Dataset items
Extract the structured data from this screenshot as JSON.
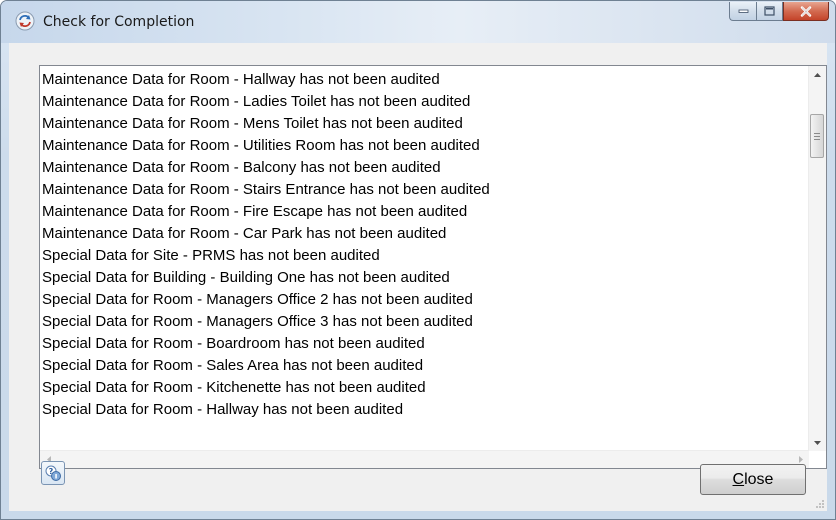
{
  "window": {
    "title": "Check for Completion",
    "title_icon": "refresh-cycle-icon",
    "caption_buttons": [
      "minimize-icon",
      "maximize-icon",
      "close-icon"
    ]
  },
  "messages": [
    "Maintenance Data for Room - Hallway has not been audited",
    "Maintenance Data for Room - Ladies Toilet has not been audited",
    "Maintenance Data for Room - Mens Toilet has not been audited",
    "Maintenance Data for Room - Utilities Room has not been audited",
    "Maintenance Data for Room - Balcony has not been audited",
    "Maintenance Data for Room - Stairs Entrance has not been audited",
    "Maintenance Data for Room - Fire Escape has not been audited",
    "Maintenance Data for Room - Car Park has not been audited",
    "Special Data for Site - PRMS has not been audited",
    "Special Data for Building - Building One has not been audited",
    "Special Data for Room - Managers Office 2 has not been audited",
    "Special Data for Room - Managers Office 3 has not been audited",
    "Special Data for Room - Boardroom has not been audited",
    "Special Data for Room - Sales Area has not been audited",
    "Special Data for Room - Kitchenette has not been audited",
    "Special Data for Room - Hallway has not been audited"
  ],
  "buttons": {
    "help_icon": "help-icon",
    "close_mnemonic": "C",
    "close_rest": "lose"
  },
  "colors": {
    "close_caption_red": "#c4442a",
    "titlebar_blue": "#cddcec"
  }
}
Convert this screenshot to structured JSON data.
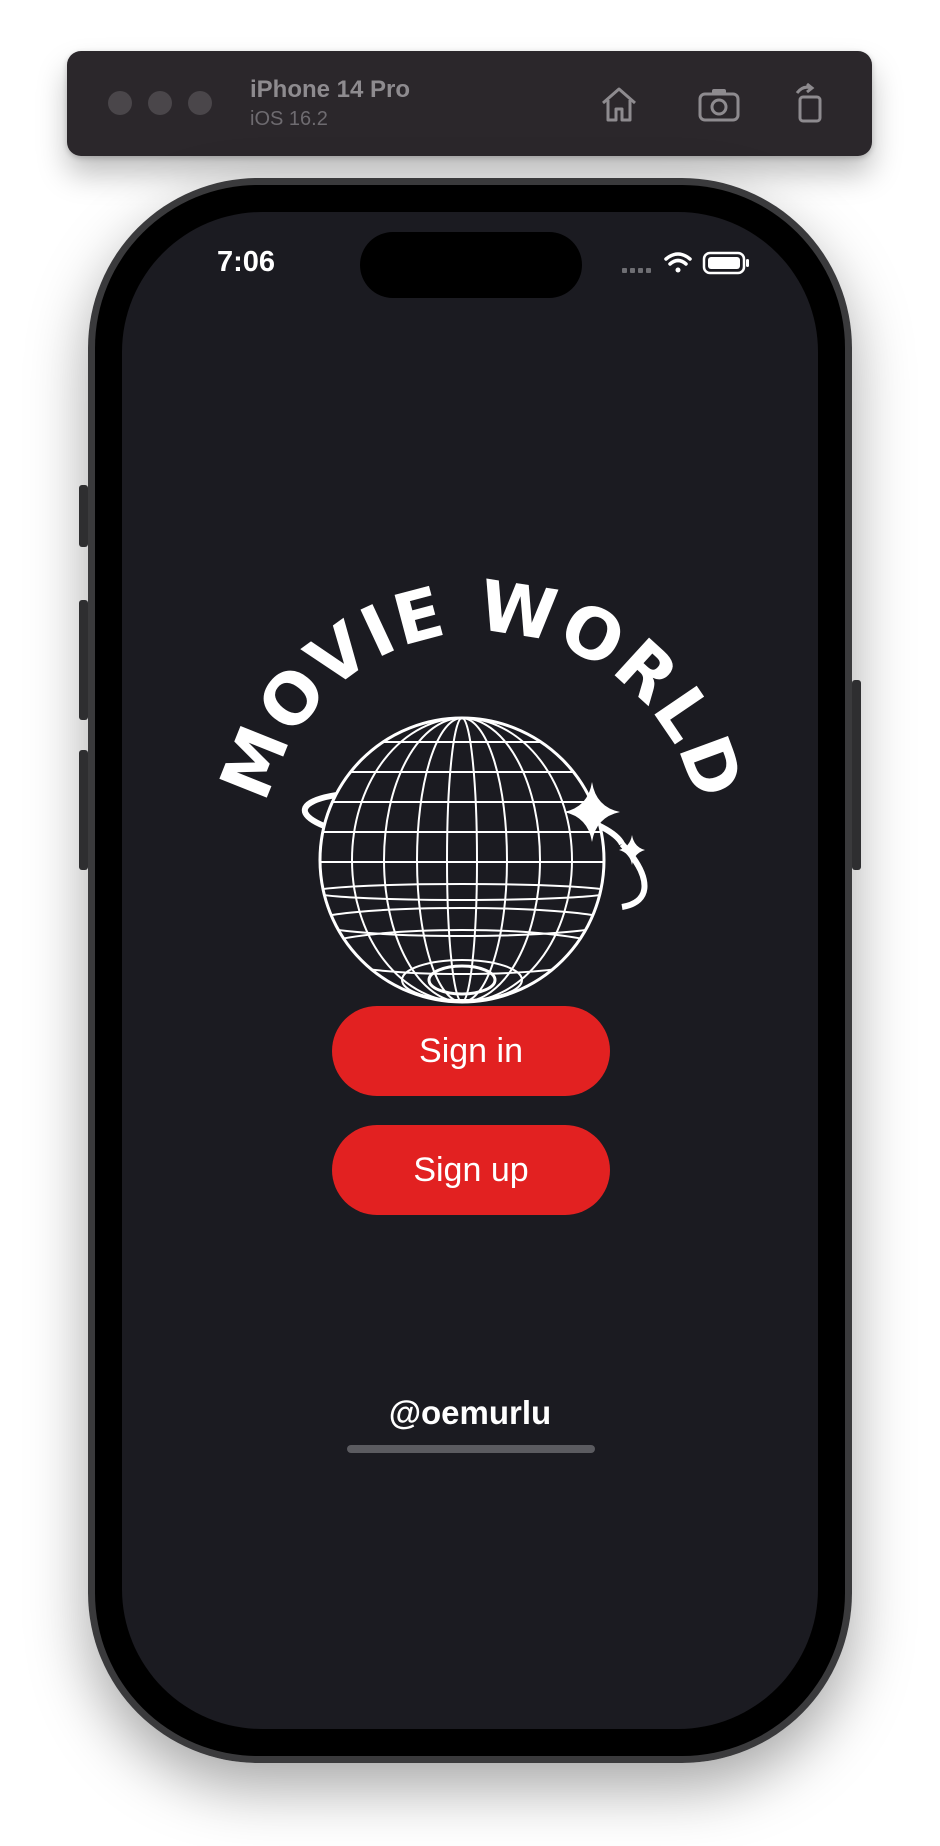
{
  "simulator": {
    "device_name": "iPhone 14 Pro",
    "os_version": "iOS 16.2",
    "icons": [
      "home-icon",
      "screenshot-icon",
      "rotate-icon"
    ]
  },
  "status_bar": {
    "time": "7:06",
    "icons": [
      "signal-icon",
      "wifi-icon",
      "battery-icon"
    ]
  },
  "logo": {
    "text": "MOVIE WORLD"
  },
  "actions": {
    "sign_in_label": "Sign in",
    "sign_up_label": "Sign up"
  },
  "footer": {
    "handle": "@oemurlu"
  },
  "colors": {
    "background": "#1b1b21",
    "accent": "#e22121",
    "text": "#ffffff"
  }
}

- **YOUR TASK**
Show the lines where the word "JSON" appears in the entries.

- **OUTPUT FOR THIS EXERCISE**
Extract the structured data from this screenshot as JSON.
Convert this screenshot to structured JSON data.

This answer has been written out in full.